WHAT THE EXERCISE ASKS ::
Search the data below for the word "false" and copy each line that holds it.
'''
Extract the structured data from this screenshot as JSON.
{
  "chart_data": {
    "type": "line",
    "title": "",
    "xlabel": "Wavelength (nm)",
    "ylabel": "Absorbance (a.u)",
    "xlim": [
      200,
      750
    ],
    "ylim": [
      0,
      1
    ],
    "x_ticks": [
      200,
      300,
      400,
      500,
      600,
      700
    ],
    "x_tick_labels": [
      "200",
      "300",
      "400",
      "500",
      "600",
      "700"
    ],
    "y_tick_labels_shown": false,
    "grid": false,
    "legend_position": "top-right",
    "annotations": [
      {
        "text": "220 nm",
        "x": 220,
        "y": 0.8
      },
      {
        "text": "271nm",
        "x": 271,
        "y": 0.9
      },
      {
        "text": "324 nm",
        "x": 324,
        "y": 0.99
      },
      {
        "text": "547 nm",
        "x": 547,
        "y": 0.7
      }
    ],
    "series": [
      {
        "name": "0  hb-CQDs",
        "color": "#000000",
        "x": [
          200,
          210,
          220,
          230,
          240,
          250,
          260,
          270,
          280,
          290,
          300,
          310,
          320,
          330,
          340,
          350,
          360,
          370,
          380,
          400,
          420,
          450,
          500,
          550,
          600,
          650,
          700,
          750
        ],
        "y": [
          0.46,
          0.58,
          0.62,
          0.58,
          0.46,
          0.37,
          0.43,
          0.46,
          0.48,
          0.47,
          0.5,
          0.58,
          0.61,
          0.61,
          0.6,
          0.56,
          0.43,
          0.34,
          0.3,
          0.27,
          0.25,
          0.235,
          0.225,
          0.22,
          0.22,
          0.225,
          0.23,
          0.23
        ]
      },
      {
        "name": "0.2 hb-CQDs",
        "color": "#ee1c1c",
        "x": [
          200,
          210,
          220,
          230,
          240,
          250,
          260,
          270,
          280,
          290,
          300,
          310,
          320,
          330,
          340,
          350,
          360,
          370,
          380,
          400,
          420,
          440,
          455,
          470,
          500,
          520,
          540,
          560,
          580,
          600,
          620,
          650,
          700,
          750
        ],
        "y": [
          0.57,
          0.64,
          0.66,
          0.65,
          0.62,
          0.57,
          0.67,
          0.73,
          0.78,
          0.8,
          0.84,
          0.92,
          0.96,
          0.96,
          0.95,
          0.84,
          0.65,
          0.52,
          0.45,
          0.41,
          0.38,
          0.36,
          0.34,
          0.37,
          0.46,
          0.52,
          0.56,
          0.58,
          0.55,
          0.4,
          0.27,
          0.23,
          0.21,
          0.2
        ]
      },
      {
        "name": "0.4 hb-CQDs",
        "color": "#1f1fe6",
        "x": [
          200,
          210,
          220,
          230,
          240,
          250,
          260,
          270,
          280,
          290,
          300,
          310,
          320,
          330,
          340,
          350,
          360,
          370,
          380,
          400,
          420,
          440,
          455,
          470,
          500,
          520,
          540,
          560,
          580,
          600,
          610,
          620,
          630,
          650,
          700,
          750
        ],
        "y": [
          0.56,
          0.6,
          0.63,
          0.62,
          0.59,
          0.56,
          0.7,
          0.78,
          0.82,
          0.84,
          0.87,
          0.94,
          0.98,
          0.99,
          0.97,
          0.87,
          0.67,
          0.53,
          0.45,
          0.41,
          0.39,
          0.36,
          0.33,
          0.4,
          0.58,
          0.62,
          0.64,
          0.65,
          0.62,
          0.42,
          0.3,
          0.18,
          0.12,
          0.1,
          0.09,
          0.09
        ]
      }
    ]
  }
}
'''
RESPONSE TO THIS TASK ::
    "y_tick_labels_shown": false,
    "grid": false,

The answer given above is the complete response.